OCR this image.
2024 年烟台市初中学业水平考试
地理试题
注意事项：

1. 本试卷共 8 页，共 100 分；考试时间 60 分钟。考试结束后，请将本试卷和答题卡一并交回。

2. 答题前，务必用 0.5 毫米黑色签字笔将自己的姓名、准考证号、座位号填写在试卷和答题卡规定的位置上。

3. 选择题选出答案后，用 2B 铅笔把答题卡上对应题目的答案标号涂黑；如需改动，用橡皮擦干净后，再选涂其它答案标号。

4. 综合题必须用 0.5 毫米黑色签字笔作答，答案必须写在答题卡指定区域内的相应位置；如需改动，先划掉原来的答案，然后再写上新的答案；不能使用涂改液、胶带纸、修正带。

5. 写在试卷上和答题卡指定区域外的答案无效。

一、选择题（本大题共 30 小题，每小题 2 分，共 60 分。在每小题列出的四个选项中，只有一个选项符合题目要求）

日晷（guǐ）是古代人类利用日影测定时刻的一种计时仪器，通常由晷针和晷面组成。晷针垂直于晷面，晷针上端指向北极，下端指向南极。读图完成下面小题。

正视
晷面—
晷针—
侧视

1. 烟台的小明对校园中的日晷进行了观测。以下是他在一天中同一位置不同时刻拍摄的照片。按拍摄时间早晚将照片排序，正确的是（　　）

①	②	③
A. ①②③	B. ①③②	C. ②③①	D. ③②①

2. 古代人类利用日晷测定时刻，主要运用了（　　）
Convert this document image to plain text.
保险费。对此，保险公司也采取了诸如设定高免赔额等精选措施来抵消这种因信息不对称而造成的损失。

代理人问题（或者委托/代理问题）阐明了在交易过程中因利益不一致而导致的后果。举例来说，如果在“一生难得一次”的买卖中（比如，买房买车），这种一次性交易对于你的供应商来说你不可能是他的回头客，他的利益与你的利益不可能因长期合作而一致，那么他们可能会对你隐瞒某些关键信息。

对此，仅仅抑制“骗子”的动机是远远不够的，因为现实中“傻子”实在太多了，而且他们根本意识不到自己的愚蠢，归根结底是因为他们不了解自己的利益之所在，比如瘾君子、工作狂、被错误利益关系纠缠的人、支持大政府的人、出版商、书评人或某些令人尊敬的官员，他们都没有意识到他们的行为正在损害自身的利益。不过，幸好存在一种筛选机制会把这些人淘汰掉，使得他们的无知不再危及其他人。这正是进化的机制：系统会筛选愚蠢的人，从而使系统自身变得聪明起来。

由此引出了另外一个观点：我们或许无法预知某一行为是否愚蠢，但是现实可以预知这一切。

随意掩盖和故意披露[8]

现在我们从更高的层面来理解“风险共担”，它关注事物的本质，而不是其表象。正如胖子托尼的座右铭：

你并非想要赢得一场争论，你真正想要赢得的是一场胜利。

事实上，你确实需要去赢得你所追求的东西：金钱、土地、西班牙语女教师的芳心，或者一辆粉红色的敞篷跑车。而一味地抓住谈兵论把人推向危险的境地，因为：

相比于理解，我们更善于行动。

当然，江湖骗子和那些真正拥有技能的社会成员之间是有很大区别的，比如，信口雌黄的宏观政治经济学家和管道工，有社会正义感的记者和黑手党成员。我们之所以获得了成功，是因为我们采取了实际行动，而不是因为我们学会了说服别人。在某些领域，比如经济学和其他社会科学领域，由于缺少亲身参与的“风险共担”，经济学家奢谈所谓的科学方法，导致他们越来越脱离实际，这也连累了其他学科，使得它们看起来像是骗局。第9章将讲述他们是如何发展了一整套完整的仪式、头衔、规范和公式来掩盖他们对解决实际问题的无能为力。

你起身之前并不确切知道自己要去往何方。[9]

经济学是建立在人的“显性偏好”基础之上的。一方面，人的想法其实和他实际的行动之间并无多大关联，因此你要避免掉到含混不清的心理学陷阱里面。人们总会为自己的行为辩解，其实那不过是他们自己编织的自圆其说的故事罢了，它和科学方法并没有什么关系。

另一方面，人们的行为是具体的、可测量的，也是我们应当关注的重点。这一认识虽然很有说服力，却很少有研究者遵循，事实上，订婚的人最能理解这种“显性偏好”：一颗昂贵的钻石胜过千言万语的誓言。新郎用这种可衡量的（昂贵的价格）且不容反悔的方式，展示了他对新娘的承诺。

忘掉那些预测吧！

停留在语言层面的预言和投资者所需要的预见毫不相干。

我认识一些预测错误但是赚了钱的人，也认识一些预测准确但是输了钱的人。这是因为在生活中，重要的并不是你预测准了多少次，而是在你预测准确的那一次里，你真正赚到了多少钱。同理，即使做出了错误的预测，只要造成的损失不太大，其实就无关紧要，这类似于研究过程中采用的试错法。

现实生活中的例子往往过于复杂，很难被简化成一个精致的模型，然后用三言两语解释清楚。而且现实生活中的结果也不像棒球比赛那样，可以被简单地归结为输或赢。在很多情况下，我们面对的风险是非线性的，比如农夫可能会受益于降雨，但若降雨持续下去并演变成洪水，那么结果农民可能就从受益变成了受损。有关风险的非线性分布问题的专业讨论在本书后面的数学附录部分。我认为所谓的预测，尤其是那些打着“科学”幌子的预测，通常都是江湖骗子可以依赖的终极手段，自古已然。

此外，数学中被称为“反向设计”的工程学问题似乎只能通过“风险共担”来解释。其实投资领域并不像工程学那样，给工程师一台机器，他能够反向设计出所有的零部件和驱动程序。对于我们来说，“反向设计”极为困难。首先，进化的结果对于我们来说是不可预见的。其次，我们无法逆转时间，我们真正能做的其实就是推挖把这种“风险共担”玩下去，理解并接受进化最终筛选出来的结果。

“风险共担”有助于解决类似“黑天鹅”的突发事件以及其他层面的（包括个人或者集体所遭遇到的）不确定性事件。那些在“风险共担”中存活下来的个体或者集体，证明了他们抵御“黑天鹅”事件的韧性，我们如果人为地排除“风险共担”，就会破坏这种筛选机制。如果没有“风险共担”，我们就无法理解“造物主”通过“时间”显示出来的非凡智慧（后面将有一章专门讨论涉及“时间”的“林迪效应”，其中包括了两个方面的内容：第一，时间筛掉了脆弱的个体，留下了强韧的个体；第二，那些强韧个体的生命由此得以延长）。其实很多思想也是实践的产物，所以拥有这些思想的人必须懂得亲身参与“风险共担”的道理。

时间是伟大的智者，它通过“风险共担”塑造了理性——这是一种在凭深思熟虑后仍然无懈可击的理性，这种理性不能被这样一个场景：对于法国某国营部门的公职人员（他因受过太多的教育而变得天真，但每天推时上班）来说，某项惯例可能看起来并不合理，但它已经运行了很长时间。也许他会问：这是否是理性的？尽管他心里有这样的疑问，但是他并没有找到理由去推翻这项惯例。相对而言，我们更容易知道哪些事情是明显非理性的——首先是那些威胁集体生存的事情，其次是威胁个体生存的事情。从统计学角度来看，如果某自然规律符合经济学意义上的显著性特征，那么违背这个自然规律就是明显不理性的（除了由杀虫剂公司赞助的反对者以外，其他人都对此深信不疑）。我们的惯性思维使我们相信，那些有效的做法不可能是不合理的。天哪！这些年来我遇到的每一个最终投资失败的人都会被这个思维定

:::

Given task :: Go through the records and gather the lines that hold "this".

The output ::
OCR this image.
Convert this document image to plain text.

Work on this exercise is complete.